Dataset items →
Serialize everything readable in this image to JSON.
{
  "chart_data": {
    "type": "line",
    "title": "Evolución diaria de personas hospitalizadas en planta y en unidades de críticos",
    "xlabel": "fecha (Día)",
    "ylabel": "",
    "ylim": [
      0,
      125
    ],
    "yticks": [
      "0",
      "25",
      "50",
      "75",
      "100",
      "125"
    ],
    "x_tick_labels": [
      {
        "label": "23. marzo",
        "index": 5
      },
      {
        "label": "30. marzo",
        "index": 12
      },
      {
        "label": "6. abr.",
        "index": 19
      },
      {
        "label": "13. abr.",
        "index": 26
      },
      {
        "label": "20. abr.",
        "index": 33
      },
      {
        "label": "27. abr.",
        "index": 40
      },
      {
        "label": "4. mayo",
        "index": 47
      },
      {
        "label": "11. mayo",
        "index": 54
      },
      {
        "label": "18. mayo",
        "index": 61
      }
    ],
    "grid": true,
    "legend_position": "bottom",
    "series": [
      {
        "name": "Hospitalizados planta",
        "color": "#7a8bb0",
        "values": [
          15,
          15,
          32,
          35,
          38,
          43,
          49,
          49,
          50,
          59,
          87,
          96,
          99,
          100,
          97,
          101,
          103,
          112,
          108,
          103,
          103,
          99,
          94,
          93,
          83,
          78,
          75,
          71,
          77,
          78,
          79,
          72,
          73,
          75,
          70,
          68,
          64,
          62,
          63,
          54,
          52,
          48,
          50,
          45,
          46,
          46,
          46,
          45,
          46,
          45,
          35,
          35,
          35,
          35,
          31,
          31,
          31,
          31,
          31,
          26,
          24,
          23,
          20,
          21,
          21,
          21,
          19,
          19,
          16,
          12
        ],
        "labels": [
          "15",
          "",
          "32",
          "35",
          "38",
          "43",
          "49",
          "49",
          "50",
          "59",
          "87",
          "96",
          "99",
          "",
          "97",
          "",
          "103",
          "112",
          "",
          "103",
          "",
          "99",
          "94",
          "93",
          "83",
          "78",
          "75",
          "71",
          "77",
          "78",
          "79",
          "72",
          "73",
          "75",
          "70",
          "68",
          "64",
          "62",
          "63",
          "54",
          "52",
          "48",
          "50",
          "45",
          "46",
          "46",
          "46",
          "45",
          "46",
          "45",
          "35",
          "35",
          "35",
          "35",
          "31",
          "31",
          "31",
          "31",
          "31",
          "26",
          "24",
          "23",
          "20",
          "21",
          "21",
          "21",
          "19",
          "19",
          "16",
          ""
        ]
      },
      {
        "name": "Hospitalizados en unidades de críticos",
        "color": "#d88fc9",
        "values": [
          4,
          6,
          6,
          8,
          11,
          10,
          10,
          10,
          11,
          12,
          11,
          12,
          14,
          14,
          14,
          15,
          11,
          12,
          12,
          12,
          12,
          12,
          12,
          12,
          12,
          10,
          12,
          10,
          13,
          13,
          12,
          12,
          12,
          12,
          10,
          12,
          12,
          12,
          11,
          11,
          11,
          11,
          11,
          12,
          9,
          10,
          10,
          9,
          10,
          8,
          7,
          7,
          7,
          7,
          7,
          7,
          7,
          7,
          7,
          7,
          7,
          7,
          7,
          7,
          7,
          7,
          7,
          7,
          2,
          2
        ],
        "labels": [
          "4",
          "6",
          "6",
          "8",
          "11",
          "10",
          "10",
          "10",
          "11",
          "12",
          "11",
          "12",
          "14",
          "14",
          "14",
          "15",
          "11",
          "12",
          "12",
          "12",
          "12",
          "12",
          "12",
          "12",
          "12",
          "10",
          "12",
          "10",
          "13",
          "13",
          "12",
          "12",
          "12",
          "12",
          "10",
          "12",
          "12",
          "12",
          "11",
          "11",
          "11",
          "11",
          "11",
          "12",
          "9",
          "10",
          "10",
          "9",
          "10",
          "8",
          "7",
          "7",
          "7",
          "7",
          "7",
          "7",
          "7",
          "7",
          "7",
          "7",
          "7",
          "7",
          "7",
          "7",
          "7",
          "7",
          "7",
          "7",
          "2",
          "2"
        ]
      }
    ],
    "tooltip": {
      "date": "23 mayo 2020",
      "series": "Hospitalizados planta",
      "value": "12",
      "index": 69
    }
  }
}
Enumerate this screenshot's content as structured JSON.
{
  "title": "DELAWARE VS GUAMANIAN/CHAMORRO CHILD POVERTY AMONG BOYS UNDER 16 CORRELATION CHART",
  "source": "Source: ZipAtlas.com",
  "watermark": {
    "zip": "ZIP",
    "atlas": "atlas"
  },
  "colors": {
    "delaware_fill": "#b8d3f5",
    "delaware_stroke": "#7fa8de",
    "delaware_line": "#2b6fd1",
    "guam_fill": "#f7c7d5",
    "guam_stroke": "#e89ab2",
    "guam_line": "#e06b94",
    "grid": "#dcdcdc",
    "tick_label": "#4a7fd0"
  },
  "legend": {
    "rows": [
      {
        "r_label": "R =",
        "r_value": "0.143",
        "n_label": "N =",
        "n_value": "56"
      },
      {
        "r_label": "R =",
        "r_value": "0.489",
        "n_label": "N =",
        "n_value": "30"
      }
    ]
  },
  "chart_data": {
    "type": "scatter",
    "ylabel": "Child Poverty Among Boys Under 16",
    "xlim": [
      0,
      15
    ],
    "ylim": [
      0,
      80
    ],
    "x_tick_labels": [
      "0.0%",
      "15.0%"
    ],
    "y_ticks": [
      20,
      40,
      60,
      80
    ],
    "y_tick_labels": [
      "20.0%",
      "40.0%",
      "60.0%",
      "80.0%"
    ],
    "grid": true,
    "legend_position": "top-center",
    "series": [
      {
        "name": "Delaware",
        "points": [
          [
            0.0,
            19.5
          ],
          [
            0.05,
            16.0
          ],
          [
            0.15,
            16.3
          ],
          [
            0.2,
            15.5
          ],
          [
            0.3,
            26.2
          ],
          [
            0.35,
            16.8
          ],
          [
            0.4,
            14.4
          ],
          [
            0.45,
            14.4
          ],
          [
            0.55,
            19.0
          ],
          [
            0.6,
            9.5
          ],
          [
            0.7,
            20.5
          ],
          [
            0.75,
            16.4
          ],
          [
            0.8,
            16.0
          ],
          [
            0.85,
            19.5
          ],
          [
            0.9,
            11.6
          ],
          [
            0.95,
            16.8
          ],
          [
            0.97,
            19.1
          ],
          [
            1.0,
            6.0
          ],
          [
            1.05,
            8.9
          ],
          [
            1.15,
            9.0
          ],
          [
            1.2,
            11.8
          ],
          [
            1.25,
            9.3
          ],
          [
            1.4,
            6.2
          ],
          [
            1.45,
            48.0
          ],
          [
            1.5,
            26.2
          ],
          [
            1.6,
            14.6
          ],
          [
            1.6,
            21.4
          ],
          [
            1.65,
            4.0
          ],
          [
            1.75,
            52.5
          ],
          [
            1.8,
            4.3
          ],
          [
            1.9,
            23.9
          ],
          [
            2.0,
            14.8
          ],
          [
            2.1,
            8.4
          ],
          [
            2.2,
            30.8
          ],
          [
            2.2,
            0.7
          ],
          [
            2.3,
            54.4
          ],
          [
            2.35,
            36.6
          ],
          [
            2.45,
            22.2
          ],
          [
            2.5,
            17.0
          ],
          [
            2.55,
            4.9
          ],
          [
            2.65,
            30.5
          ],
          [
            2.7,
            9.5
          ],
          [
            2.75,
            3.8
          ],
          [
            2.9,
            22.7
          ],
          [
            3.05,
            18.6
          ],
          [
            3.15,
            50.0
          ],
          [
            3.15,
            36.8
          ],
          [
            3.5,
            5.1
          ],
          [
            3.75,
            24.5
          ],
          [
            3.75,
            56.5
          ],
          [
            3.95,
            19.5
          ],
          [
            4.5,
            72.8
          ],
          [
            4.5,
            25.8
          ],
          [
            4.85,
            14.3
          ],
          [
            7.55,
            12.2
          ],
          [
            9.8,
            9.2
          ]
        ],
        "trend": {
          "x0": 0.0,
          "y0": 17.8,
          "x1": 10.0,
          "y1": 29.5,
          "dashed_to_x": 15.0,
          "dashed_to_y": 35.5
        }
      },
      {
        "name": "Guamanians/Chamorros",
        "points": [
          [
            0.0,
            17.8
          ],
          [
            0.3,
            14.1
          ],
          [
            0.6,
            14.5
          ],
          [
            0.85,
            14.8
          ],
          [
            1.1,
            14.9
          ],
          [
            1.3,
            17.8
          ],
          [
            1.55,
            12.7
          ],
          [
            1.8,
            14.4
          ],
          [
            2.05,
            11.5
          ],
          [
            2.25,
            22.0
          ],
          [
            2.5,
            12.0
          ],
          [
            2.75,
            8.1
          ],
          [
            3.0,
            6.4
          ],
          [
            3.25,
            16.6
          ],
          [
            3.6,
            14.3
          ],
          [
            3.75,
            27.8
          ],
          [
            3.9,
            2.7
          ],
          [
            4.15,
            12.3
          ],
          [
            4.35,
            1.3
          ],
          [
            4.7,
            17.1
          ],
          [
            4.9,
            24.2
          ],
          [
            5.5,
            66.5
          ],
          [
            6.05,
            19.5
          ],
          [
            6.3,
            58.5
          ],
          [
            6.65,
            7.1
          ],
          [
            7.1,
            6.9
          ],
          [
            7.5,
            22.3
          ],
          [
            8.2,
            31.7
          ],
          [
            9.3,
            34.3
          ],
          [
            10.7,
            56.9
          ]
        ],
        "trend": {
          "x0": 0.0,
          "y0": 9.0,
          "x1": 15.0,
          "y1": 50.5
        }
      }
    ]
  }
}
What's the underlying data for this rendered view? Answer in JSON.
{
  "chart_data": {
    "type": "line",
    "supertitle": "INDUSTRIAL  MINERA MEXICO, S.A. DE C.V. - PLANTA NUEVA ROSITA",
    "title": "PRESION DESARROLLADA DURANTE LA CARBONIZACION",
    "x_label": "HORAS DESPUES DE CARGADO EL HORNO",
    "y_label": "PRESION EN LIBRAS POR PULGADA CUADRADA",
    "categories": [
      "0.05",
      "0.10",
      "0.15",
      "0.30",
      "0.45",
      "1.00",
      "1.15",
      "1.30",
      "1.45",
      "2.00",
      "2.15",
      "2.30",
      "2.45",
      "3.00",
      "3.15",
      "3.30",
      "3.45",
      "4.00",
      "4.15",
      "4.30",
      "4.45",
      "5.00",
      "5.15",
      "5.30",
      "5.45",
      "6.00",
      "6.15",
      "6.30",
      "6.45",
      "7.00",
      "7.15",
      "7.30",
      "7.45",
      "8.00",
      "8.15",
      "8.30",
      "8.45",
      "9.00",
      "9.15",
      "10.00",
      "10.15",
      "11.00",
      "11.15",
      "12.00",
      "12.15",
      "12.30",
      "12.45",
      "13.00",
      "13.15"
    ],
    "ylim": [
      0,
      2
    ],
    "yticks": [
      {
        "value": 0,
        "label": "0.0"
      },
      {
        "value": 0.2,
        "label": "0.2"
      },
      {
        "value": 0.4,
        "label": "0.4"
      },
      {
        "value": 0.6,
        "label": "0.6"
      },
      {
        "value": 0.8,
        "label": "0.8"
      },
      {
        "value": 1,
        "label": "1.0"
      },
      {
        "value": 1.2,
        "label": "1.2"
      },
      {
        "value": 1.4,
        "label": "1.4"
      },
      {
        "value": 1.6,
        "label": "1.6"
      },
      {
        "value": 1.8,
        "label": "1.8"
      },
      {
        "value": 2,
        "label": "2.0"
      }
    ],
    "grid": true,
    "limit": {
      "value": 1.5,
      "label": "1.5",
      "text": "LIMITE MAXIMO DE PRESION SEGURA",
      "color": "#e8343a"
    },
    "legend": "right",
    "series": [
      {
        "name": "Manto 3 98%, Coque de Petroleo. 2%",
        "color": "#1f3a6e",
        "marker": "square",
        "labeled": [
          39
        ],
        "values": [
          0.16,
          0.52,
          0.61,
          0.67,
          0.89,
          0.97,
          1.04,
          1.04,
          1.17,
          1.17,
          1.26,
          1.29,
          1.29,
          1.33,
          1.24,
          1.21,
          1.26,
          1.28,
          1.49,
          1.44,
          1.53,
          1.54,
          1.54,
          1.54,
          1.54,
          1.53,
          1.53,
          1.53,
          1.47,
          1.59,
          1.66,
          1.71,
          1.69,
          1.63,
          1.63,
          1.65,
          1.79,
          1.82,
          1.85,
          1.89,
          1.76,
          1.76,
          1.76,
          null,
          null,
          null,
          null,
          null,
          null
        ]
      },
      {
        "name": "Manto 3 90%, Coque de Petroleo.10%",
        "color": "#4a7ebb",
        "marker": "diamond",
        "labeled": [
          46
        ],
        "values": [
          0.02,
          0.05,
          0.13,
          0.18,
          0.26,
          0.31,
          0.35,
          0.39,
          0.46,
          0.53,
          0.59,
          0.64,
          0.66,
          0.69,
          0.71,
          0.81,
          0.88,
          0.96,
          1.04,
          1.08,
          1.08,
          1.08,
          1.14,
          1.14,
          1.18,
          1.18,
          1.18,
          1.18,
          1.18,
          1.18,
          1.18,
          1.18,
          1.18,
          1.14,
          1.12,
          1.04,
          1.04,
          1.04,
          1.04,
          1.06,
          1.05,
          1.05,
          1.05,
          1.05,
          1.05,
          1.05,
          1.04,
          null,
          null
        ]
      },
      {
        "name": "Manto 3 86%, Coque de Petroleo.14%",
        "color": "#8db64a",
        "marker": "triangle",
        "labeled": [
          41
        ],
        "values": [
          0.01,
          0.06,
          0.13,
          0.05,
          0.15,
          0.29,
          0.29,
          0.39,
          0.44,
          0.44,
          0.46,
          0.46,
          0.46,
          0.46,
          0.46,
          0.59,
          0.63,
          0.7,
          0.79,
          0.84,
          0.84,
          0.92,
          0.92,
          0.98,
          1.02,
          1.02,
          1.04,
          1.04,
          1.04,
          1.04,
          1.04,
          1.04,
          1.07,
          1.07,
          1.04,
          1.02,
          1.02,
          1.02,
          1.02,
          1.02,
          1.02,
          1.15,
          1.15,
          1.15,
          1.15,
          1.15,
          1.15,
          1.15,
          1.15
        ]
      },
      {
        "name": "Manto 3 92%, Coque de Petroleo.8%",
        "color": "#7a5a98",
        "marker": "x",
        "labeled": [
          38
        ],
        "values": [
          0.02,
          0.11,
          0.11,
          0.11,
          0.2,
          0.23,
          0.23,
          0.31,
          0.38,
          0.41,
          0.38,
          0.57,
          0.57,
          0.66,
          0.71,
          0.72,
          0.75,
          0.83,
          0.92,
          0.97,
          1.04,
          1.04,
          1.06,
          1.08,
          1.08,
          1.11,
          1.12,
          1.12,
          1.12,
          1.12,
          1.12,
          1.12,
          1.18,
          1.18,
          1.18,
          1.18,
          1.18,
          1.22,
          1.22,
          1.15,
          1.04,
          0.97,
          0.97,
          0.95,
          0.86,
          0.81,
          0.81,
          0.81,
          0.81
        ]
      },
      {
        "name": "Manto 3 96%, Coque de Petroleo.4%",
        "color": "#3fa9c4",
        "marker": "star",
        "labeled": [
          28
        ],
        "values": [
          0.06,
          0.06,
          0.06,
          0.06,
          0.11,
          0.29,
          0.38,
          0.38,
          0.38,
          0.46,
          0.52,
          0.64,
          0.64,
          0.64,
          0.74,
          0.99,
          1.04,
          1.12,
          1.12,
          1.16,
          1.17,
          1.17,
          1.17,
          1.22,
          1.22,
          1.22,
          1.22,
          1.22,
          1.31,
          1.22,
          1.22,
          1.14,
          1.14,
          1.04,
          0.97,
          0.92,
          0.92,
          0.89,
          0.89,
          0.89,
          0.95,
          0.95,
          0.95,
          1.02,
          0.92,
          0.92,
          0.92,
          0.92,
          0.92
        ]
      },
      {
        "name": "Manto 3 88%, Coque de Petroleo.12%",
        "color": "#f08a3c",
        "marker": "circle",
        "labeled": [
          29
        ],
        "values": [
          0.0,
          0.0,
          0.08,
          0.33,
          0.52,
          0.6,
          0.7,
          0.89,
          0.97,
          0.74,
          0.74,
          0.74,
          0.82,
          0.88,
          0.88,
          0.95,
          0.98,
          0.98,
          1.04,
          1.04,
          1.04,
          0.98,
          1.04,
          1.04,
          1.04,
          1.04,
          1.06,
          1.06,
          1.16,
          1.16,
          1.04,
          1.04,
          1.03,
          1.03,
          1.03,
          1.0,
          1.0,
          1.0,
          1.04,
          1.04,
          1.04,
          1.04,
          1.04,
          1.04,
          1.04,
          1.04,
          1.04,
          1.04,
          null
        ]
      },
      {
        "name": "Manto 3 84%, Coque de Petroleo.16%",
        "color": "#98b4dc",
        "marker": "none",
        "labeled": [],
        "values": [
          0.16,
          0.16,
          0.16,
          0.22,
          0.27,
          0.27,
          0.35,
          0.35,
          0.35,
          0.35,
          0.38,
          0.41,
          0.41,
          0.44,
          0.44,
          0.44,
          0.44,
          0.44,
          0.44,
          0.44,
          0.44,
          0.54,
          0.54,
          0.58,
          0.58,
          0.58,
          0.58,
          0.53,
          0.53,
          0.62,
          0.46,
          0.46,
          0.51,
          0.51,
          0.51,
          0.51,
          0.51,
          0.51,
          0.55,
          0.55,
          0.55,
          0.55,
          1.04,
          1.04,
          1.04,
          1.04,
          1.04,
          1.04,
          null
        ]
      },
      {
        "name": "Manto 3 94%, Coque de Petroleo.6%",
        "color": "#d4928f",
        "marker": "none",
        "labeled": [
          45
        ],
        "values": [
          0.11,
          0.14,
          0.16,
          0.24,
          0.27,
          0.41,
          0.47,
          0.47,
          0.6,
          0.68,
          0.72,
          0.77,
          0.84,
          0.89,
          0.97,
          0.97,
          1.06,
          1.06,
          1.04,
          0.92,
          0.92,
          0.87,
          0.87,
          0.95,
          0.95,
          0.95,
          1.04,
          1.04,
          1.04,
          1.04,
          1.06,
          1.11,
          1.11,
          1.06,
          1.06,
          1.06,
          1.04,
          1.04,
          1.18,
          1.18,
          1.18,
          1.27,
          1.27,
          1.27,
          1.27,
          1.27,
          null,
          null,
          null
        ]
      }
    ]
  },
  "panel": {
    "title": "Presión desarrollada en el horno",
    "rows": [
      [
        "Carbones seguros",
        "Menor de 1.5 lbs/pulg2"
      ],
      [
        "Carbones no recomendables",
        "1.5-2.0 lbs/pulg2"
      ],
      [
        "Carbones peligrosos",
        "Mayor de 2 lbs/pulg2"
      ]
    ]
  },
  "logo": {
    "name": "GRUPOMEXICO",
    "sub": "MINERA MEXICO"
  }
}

Aim → From the entries above, copy every line that holds the word "PRESION".

Response for this exercise →
    "title": "PRESION DESARROLLADA DURANTE LA CARBONIZACION",
    "y_label": "PRESION EN LIBRAS POR PULGADA CUADRADA",
      "text": "LIMITE MAXIMO DE PRESION SEGURA",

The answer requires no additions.